>> BEGIN INPUT DATA

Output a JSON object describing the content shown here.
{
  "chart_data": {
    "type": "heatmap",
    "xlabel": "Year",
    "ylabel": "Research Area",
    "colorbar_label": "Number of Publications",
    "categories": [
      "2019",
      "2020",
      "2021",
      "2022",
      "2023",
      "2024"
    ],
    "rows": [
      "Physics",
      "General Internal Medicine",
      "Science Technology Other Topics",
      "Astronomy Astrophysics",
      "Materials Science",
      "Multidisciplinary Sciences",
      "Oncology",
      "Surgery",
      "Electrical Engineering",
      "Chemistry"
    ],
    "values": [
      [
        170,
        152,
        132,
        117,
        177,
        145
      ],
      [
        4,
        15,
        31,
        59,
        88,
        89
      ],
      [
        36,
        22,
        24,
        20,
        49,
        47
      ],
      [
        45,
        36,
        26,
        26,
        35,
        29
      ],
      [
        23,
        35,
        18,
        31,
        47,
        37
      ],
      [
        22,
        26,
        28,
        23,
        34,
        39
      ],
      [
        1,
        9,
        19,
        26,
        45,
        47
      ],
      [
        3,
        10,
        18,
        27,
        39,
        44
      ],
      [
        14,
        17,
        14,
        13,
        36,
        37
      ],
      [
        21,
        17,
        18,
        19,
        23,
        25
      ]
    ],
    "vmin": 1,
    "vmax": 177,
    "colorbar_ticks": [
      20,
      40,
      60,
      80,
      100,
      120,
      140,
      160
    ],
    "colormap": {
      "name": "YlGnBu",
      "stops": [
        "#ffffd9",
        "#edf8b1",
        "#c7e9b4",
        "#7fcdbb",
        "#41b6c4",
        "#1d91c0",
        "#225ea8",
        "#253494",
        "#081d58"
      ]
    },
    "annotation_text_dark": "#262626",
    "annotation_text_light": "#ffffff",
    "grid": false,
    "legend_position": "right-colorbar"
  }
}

>> END INPUT DATA

- [SHORT PROBLEM]: All of the entries need to be reproduced exactly; please write them out.

- [CORRECT RESULT]:
Output a JSON object describing the content shown here.
{
  "chart_data": {
    "type": "heatmap",
    "xlabel": "Year",
    "ylabel": "Research Area",
    "colorbar_label": "Number of Publications",
    "categories": [
      "2019",
      "2020",
      "2021",
      "2022",
      "2023",
      "2024"
    ],
    "rows": [
      "Physics",
      "General Internal Medicine",
      "Science Technology Other Topics",
      "Astronomy Astrophysics",
      "Materials Science",
      "Multidisciplinary Sciences",
      "Oncology",
      "Surgery",
      "Electrical Engineering",
      "Chemistry"
    ],
    "values": [
      [
        170,
        152,
        132,
        117,
        177,
        145
      ],
      [
        4,
        15,
        31,
        59,
        88,
        89
      ],
      [
        36,
        22,
        24,
        20,
        49,
        47
      ],
      [
        45,
        36,
        26,
        26,
        35,
        29
      ],
      [
        23,
        35,
        18,
        31,
        47,
        37
      ],
      [
        22,
        26,
        28,
        23,
        34,
        39
      ],
      [
        1,
        9,
        19,
        26,
        45,
        47
      ],
      [
        3,
        10,
        18,
        27,
        39,
        44
      ],
      [
        14,
        17,
        14,
        13,
        36,
        37
      ],
      [
        21,
        17,
        18,
        19,
        23,
        25
      ]
    ],
    "vmin": 1,
    "vmax": 177,
    "colorbar_ticks": [
      20,
      40,
      60,
      80,
      100,
      120,
      140,
      160
    ],
    "colormap": {
      "name": "YlGnBu",
      "stops": [
        "#ffffd9",
        "#edf8b1",
        "#c7e9b4",
        "#7fcdbb",
        "#41b6c4",
        "#1d91c0",
        "#225ea8",
        "#253494",
        "#081d58"
      ]
    },
    "annotation_text_dark": "#262626",
    "annotation_text_light": "#ffffff",
    "grid": false,
    "legend_position": "right-colorbar"
  }
}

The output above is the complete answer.